-- BEGIN AVAILABLE RECORDS --

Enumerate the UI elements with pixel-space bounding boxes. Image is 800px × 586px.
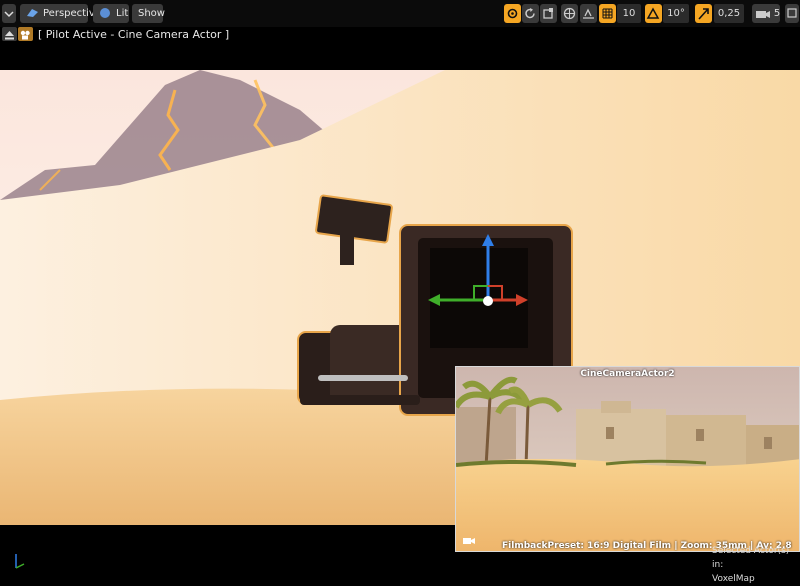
sphere-icon	[100, 8, 110, 18]
camera-actor-icon	[20, 30, 30, 40]
pilot-label: [ Pilot Active - Cine Camera Actor ]	[38, 28, 230, 41]
translate-tool-button[interactable]	[504, 4, 521, 23]
scale-snap-value[interactable]: 0,25	[714, 4, 744, 23]
world-axis-icon	[15, 554, 25, 569]
perspective-icon	[27, 9, 38, 17]
camera-speed-value[interactable]: 5	[771, 4, 783, 23]
camera-icon	[463, 538, 475, 544]
maximize-viewport-button[interactable]	[785, 4, 799, 23]
selection-info: Selected Actor(s) in: VoxelMap	[712, 544, 800, 586]
rotate-icon	[525, 8, 535, 19]
lock-viewport-button[interactable]	[18, 27, 33, 41]
eject-pilot-button[interactable]	[2, 27, 17, 41]
surface-snap-icon	[583, 8, 594, 19]
move-arrows-icon	[507, 8, 518, 19]
world-local-toggle[interactable]	[561, 4, 578, 23]
globe-icon	[563, 7, 576, 20]
surface-snap-button[interactable]	[580, 4, 597, 23]
scale-tool-button[interactable]	[540, 4, 557, 23]
camera-preview-render	[456, 367, 799, 551]
show-label: Show	[138, 8, 165, 19]
camera-preview-window: CineCameraActor2 FilmbackPreset: 16:9 Di…	[455, 366, 800, 552]
grid-snap-value[interactable]: 10	[617, 4, 641, 23]
grid-icon	[602, 8, 613, 19]
show-button[interactable]: Show	[132, 4, 165, 23]
viewport-options-button[interactable]	[2, 4, 16, 23]
scale-snap-toggle[interactable]	[695, 4, 712, 23]
camera-speed-icon	[756, 11, 770, 18]
scale-icon	[543, 8, 553, 19]
rotation-snap-toggle[interactable]	[645, 4, 662, 23]
chevron-down-icon	[4, 11, 14, 18]
level-name: VoxelMap	[712, 574, 755, 584]
angle-icon	[646, 7, 660, 19]
scale-arrow-icon	[698, 8, 709, 20]
lit-label: Lit	[116, 8, 129, 19]
viewport-toolbar: Perspective Lit Show 10 10° 0,25 5	[0, 0, 800, 27]
maximize-icon	[787, 8, 797, 18]
rotation-snap-value[interactable]: 10°	[663, 4, 689, 23]
grid-snap-toggle[interactable]	[599, 4, 616, 23]
lit-button[interactable]: Lit	[93, 4, 129, 23]
selected-actor-label: Selected Actor(s) in:	[712, 546, 790, 570]
perspective-button[interactable]: Perspective	[20, 4, 101, 23]
camera-preview-title: CineCameraActor2	[580, 369, 675, 379]
rotate-tool-button[interactable]	[522, 4, 539, 23]
eject-icon	[5, 31, 14, 40]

-- END AVAILABLE RECORDS --

WHAT TO DO —
Output the entries above line for line, unchanged, and omit the picture.

OUTPUT —
Enumerate the UI elements with pixel-space bounding boxes. Image is 800px × 586px.
sphere-icon	[100, 8, 110, 18]
camera-actor-icon	[20, 30, 30, 40]
pilot-label: [ Pilot Active - Cine Camera Actor ]	[38, 28, 230, 41]
translate-tool-button[interactable]	[504, 4, 521, 23]
scale-snap-value[interactable]: 0,25	[714, 4, 744, 23]
world-axis-icon	[15, 554, 25, 569]
perspective-icon	[27, 9, 38, 17]
camera-speed-value[interactable]: 5	[771, 4, 783, 23]
camera-icon	[463, 538, 475, 544]
maximize-viewport-button[interactable]	[785, 4, 799, 23]
selection-info: Selected Actor(s) in: VoxelMap	[712, 544, 800, 586]
rotate-icon	[525, 8, 535, 19]
lock-viewport-button[interactable]	[18, 27, 33, 41]
eject-pilot-button[interactable]	[2, 27, 17, 41]
surface-snap-icon	[583, 8, 594, 19]
move-arrows-icon	[507, 8, 518, 19]
world-local-toggle[interactable]	[561, 4, 578, 23]
globe-icon	[563, 7, 576, 20]
surface-snap-button[interactable]	[580, 4, 597, 23]
scale-tool-button[interactable]	[540, 4, 557, 23]
camera-preview-render	[456, 367, 799, 551]
show-label: Show	[138, 8, 165, 19]
camera-preview-window: CineCameraActor2 FilmbackPreset: 16:9 Di…	[455, 366, 800, 552]
grid-snap-value[interactable]: 10	[617, 4, 641, 23]
grid-icon	[602, 8, 613, 19]
show-button[interactable]: Show	[132, 4, 165, 23]
viewport-options-button[interactable]	[2, 4, 16, 23]
scale-snap-toggle[interactable]	[695, 4, 712, 23]
camera-speed-icon	[756, 11, 770, 18]
scale-icon	[543, 8, 553, 19]
rotation-snap-toggle[interactable]	[645, 4, 662, 23]
chevron-down-icon	[4, 11, 14, 18]
level-name: VoxelMap	[712, 574, 755, 584]
angle-icon	[646, 7, 660, 19]
scale-arrow-icon	[698, 8, 709, 20]
lit-label: Lit	[116, 8, 129, 19]
viewport-toolbar: Perspective Lit Show 10 10° 0,25 5	[0, 0, 800, 27]
maximize-icon	[787, 8, 797, 18]
rotation-snap-value[interactable]: 10°	[663, 4, 689, 23]
grid-snap-toggle[interactable]	[599, 4, 616, 23]
lit-button[interactable]: Lit	[93, 4, 129, 23]
selected-actor-label: Selected Actor(s) in:	[712, 546, 790, 570]
perspective-button[interactable]: Perspective	[20, 4, 101, 23]
camera-preview-title: CineCameraActor2	[580, 369, 675, 379]
rotate-tool-button[interactable]	[522, 4, 539, 23]
eject-icon	[5, 31, 14, 40]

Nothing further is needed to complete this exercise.